- _What this task involves_
The data must be written out once more, precisely as given.

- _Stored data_
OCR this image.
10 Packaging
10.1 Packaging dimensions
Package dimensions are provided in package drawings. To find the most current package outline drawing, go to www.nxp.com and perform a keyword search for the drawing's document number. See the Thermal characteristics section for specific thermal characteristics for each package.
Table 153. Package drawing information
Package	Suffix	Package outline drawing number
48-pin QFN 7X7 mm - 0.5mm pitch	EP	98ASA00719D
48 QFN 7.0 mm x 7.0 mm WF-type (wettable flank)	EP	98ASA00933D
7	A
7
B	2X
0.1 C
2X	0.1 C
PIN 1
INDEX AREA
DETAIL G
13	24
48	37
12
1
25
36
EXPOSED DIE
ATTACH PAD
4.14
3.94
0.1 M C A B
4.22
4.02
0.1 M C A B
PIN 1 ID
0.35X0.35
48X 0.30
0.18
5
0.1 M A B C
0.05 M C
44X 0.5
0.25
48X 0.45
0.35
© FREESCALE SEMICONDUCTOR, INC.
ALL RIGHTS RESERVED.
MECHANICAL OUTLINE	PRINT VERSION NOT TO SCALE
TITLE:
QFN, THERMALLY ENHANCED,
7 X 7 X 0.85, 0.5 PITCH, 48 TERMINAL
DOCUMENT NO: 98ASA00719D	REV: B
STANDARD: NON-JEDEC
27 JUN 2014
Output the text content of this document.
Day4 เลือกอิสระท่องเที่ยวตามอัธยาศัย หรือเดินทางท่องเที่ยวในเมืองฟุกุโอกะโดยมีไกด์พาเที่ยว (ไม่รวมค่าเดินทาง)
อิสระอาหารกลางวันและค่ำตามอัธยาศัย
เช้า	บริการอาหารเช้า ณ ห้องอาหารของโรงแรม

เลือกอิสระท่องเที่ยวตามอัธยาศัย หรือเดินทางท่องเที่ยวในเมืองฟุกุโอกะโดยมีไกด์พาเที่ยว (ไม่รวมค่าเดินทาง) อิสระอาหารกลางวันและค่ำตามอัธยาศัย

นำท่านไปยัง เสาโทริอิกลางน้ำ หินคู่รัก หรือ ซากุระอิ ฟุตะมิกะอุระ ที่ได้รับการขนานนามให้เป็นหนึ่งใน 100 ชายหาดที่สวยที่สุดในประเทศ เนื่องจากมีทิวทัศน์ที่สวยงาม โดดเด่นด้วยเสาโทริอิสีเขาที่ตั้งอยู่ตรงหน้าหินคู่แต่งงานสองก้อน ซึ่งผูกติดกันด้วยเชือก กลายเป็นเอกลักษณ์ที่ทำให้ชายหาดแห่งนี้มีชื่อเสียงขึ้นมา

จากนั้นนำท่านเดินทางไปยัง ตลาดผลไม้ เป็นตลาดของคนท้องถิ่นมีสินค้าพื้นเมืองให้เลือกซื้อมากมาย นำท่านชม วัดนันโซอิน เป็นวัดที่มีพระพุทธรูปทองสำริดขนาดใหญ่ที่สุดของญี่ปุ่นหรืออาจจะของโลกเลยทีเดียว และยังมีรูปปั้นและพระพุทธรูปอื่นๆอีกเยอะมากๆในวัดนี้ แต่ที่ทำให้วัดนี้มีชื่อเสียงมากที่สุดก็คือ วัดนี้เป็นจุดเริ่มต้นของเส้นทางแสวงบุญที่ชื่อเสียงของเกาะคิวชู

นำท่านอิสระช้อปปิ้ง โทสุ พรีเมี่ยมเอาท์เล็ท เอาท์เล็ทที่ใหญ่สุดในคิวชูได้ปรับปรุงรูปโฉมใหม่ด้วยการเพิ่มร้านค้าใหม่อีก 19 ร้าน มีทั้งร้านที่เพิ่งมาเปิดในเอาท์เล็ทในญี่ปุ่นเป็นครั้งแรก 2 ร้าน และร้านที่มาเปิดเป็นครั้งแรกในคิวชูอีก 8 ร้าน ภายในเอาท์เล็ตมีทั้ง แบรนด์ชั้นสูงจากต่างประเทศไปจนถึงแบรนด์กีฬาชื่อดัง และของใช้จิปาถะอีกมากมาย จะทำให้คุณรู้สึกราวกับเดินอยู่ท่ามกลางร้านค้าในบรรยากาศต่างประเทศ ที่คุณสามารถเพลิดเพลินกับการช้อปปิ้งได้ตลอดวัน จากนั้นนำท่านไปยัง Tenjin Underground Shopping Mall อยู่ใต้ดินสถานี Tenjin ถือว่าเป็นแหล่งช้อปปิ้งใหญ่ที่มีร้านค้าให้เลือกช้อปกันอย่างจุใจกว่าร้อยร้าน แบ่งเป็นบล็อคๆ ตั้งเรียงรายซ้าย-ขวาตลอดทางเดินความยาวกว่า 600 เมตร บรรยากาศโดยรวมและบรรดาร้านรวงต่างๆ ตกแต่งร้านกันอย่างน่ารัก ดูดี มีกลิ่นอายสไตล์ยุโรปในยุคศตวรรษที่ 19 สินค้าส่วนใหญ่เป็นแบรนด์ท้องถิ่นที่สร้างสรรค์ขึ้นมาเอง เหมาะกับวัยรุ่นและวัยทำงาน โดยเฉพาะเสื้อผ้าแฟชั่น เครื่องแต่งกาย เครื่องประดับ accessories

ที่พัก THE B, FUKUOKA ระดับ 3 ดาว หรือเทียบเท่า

- _Full output_
OCR this image.
10 Packaging
10.1 Packaging dimensions
Package dimensions are provided in package drawings. To find the most current package outline drawing, go to www.nxp.com and perform a keyword search for the drawing's document number. See the Thermal characteristics section for specific thermal characteristics for each package.
Table 153. Package drawing information
Package	Suffix	Package outline drawing number
48-pin QFN 7X7 mm - 0.5mm pitch	EP	98ASA00719D
48 QFN 7.0 mm x 7.0 mm WF-type (wettable flank)	EP	98ASA00933D
7	A
7
B	2X
0.1 C
2X	0.1 C
PIN 1
INDEX AREA
DETAIL G
13	24
48	37
12
1
25
36
EXPOSED DIE
ATTACH PAD
4.14
3.94
0.1 M C A B
4.22
4.02
0.1 M C A B
PIN 1 ID
0.35X0.35
48X 0.30
0.18
5
0.1 M A B C
0.05 M C
44X 0.5
0.25
48X 0.45
0.35
© FREESCALE SEMICONDUCTOR, INC.
ALL RIGHTS RESERVED.
MECHANICAL OUTLINE	PRINT VERSION NOT TO SCALE
TITLE:
QFN, THERMALLY ENHANCED,
7 X 7 X 0.85, 0.5 PITCH, 48 TERMINAL
DOCUMENT NO: 98ASA00719D	REV: B
STANDARD: NON-JEDEC
27 JUN 2014
Output the text content of this document.
Day4 เลือกอิสระท่องเที่ยวตามอัธยาศัย หรือเดินทางท่องเที่ยวในเมืองฟุกุโอกะโดยมีไกด์พาเที่ยว (ไม่รวมค่าเดินทาง)
อิสระอาหารกลางวันและค่ำตามอัธยาศัย
เช้า	บริการอาหารเช้า ณ ห้องอาหารของโรงแรม

เลือกอิสระท่องเที่ยวตามอัธยาศัย หรือเดินทางท่องเที่ยวในเมืองฟุกุโอกะโดยมีไกด์พาเที่ยว (ไม่รวมค่าเดินทาง) อิสระอาหารกลางวันและค่ำตามอัธยาศัย

นำท่านไปยัง เสาโทริอิกลางน้ำ หินคู่รัก หรือ ซากุระอิ ฟุตะมิกะอุระ ที่ได้รับการขนานนามให้เป็นหนึ่งใน 100 ชายหาดที่สวยที่สุดในประเทศ เนื่องจากมีทิวทัศน์ที่สวยงาม โดดเด่นด้วยเสาโทริอิสีเขาที่ตั้งอยู่ตรงหน้าหินคู่แต่งงานสองก้อน ซึ่งผูกติดกันด้วยเชือก กลายเป็นเอกลักษณ์ที่ทำให้ชายหาดแห่งนี้มีชื่อเสียงขึ้นมา

จากนั้นนำท่านเดินทางไปยัง ตลาดผลไม้ เป็นตลาดของคนท้องถิ่นมีสินค้าพื้นเมืองให้เลือกซื้อมากมาย นำท่านชม วัดนันโซอิน เป็นวัดที่มีพระพุทธรูปทองสำริดขนาดใหญ่ที่สุดของญี่ปุ่นหรืออาจจะของโลกเลยทีเดียว และยังมีรูปปั้นและพระพุทธรูปอื่นๆอีกเยอะมากๆในวัดนี้ แต่ที่ทำให้วัดนี้มีชื่อเสียงมากที่สุดก็คือ วัดนี้เป็นจุดเริ่มต้นของเส้นทางแสวงบุญที่ชื่อเสียงของเกาะคิวชู

นำท่านอิสระช้อปปิ้ง โทสุ พรีเมี่ยมเอาท์เล็ท เอาท์เล็ทที่ใหญ่สุดในคิวชูได้ปรับปรุงรูปโฉมใหม่ด้วยการเพิ่มร้านค้าใหม่อีก 19 ร้าน มีทั้งร้านที่เพิ่งมาเปิดในเอาท์เล็ทในญี่ปุ่นเป็นครั้งแรก 2 ร้าน และร้านที่มาเปิดเป็นครั้งแรกในคิวชูอีก 8 ร้าน ภายในเอาท์เล็ตมีทั้ง แบรนด์ชั้นสูงจากต่างประเทศไปจนถึงแบรนด์กีฬาชื่อดัง และของใช้จิปาถะอีกมากมาย จะทำให้คุณรู้สึกราวกับเดินอยู่ท่ามกลางร้านค้าในบรรยากาศต่างประเทศ ที่คุณสามารถเพลิดเพลินกับการช้อปปิ้งได้ตลอดวัน จากนั้นนำท่านไปยัง Tenjin Underground Shopping Mall อยู่ใต้ดินสถานี Tenjin ถือว่าเป็นแหล่งช้อปปิ้งใหญ่ที่มีร้านค้าให้เลือกช้อปกันอย่างจุใจกว่าร้อยร้าน แบ่งเป็นบล็อคๆ ตั้งเรียงรายซ้าย-ขวาตลอดทางเดินความยาวกว่า 600 เมตร บรรยากาศโดยรวมและบรรดาร้านรวงต่างๆ ตกแต่งร้านกันอย่างน่ารัก ดูดี มีกลิ่นอายสไตล์ยุโรปในยุคศตวรรษที่ 19 สินค้าส่วนใหญ่เป็นแบรนด์ท้องถิ่นที่สร้างสรรค์ขึ้นมาเอง เหมาะกับวัยรุ่นและวัยทำงาน โดยเฉพาะเสื้อผ้าแฟชั่น เครื่องแต่งกาย เครื่องประดับ accessories

ที่พัก THE B, FUKUOKA ระดับ 3 ดาว หรือเทียบเท่า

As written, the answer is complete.